*Extracted text:*
Anyway, the following are some of the well-known features introduced to IE8 that weren't present in IE7 (this list is by no means exhaustive):

JavaScript

  • Basic implementation of Selectors API level 1 (querySelectorAll())
  • Basic implementation of cross-origin resource sharing (cross-domain Ajax)
  • Native JSON parsing capabilities
  • DOM improvements (a probable cause of the fixes to CSS attribute selectors — see below)

JS APIs in HTML5

CSS

CSS2.1

  • IE8 has caught up with all (most?) of the CSS2.1 enhancements that were added to CSS1 properties, a list of which you can find at MSDN
  • Fixes to the box model with regards to collapsing margins, floating and stacking
  • inherit keyword
  • outline property
  • white-space property for pre-wrap and pre-line
  • Full support for display: inline-block on any elements
  • display: table
  • Generated content and automatic numbering: the :before and :after pseudo-elements, as well as quotes, content, the attr() function and CSS counters
  • Printing and paged media: the @page rule now works with the page pseudo-classes, typographic orphans and widows, and page breaks are supported to some extent
  • :active and :focus pseudo-classes
  • :lang() pseudo-class
  • The obscure syntax issues that affected the sibling combinators, CSS2.1's + and CSS3's ~, in IE7 have been corrected in IE8 (the * + html hack no longer works either)

(Data excerpts)
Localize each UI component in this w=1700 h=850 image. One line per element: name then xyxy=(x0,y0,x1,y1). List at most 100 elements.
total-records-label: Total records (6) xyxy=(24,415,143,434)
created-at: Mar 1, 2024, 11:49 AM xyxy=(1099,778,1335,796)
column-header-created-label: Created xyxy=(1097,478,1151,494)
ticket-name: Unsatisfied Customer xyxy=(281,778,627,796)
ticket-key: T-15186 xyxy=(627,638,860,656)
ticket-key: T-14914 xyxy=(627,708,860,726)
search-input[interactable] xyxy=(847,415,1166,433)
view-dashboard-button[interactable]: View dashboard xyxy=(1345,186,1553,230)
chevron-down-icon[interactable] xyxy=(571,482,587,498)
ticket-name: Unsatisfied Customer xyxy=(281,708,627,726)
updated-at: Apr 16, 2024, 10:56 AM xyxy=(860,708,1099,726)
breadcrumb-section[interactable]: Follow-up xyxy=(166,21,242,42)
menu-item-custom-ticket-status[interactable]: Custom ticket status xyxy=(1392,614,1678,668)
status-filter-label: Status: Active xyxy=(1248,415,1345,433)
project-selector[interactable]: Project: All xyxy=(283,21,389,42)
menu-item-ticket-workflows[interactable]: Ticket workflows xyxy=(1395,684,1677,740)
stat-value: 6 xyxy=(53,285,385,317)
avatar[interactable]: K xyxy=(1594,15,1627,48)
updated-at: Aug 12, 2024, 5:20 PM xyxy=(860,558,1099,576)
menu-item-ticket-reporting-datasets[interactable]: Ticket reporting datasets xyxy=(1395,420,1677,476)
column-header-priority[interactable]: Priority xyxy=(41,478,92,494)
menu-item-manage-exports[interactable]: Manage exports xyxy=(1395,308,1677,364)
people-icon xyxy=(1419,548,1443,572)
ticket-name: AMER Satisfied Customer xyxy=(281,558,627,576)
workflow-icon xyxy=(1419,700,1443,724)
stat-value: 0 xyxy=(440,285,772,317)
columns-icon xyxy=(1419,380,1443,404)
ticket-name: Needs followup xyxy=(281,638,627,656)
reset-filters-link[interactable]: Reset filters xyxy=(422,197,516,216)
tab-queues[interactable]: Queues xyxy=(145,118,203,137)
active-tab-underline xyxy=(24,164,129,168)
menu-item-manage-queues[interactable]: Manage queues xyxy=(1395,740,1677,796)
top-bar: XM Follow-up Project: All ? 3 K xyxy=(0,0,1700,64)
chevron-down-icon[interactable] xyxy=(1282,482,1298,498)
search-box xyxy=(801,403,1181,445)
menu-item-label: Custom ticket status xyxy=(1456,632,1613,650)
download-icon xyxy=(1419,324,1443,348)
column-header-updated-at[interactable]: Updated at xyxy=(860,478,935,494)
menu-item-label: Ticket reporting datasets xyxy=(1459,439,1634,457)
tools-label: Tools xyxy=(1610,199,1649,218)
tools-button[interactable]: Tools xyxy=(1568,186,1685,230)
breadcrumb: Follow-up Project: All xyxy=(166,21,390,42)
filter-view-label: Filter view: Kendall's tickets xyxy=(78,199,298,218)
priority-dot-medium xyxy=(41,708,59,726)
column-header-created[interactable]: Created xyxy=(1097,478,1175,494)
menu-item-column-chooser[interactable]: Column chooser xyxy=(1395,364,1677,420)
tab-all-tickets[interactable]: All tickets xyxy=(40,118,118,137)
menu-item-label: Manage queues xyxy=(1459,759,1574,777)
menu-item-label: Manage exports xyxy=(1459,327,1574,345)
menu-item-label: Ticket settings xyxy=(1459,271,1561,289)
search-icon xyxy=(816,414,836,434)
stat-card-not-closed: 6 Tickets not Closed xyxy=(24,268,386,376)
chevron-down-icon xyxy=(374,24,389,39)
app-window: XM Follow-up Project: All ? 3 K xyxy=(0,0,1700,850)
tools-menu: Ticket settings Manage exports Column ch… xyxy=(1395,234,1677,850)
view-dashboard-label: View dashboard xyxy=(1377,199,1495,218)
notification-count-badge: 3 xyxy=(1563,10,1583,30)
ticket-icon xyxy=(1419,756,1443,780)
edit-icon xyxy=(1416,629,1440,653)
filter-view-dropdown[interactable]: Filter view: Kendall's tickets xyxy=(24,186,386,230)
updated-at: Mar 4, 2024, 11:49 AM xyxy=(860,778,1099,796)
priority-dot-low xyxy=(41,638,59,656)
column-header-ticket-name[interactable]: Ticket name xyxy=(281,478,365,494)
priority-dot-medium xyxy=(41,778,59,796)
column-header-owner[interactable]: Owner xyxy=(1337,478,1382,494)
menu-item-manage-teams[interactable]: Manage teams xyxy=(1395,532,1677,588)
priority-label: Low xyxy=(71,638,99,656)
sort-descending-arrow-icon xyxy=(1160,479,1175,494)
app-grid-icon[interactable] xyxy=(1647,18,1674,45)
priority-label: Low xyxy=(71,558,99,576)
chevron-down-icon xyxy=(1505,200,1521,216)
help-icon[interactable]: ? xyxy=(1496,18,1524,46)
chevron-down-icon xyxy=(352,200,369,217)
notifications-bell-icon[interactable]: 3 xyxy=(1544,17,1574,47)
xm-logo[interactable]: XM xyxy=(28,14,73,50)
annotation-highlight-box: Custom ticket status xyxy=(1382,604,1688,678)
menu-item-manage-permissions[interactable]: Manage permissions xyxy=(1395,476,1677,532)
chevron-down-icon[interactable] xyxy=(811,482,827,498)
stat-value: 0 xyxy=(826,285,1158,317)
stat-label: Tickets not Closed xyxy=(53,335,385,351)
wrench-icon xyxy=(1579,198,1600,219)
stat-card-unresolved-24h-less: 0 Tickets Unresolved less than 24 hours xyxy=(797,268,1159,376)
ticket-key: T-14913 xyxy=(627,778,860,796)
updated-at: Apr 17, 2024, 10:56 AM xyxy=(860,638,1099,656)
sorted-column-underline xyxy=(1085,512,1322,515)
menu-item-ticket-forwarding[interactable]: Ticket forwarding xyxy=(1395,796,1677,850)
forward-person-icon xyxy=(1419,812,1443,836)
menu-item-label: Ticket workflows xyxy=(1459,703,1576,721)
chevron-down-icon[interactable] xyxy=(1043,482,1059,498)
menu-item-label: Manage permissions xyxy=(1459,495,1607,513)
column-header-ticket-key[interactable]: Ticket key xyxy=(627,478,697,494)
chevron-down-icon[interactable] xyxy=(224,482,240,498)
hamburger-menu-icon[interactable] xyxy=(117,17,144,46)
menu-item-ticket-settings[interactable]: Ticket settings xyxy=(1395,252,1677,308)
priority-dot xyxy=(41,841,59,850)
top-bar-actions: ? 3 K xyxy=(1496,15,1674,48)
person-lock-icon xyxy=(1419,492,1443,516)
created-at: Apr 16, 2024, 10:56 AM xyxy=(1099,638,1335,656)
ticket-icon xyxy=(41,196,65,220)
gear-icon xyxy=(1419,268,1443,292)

*What the task asks:* Take the text on IE8 features absent from IE7 further from its last sentence.

*Exercise response:*
  • The obscure bug that affected only DOM updates for the adjacent sibling combinator + has been corrected in IE8
  • The HTML attribute and DOM property issues that affected CSS2.1 and CSS3 attribute selectors in IE7 have been corrected in IE8
  • Some obscure bugs related to specificity have been corrected; one example is with the various dynamic pseudo-classes which I identified in IE6/7 in this answer

CSS3

  • box-sizing property in CSS3 for content-box and border-box (padding-box was originally a Mozilla proposal so it doesn't exist in IE; it wasn't added to the CSS3 UI spec until recently, and it's still at risk of removal as of the January 2012 Last Call Working Draft)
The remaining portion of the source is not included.